— Begin Dataset records —

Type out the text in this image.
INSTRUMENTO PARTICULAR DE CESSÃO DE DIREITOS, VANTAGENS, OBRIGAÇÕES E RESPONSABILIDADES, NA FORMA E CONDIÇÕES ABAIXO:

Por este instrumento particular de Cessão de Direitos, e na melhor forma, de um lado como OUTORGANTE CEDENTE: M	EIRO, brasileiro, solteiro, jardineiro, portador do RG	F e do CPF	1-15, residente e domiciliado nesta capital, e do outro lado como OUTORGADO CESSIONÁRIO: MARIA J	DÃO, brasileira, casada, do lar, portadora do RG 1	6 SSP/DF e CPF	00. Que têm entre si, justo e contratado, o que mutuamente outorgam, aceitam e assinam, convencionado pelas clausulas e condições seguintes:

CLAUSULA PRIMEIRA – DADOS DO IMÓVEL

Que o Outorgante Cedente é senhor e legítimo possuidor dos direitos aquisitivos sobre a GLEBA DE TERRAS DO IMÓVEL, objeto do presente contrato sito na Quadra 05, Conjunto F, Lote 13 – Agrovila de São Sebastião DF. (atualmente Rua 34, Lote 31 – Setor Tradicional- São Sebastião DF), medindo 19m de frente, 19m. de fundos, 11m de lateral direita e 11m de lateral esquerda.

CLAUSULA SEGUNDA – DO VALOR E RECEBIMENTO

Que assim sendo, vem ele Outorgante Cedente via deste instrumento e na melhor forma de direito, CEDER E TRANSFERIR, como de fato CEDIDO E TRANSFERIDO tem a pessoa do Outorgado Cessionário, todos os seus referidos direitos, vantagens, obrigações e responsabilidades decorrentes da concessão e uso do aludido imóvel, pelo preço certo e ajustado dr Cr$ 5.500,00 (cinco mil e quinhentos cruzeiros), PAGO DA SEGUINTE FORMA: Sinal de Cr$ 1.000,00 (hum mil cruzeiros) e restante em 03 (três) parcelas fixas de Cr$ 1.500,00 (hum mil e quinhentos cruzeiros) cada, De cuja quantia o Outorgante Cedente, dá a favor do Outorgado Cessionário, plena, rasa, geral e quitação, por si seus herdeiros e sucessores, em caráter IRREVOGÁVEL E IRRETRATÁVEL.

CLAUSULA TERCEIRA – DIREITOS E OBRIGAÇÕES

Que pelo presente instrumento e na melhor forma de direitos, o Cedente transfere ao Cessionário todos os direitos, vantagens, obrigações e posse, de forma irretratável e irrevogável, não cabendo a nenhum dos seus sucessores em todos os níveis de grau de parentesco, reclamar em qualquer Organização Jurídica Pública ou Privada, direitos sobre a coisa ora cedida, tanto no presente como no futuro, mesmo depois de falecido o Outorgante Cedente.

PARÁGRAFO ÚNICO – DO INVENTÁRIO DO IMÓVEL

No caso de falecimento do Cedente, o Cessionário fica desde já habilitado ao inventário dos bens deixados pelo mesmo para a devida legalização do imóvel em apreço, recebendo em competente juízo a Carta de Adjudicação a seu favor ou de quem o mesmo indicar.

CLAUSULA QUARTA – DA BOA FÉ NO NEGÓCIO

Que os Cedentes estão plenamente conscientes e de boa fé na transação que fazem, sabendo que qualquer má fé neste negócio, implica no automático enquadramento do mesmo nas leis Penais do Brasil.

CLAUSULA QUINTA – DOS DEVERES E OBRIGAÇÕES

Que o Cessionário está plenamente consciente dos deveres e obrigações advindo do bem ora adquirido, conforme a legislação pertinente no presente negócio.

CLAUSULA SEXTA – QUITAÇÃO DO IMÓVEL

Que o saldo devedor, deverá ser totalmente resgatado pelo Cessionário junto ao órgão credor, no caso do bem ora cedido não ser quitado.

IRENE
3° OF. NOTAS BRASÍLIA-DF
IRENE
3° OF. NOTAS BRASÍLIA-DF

— End Dataset records —

» Goal of the exercise:
Of all the lines in the data above, state how many include "seus". Say only the number.

» Task response:
2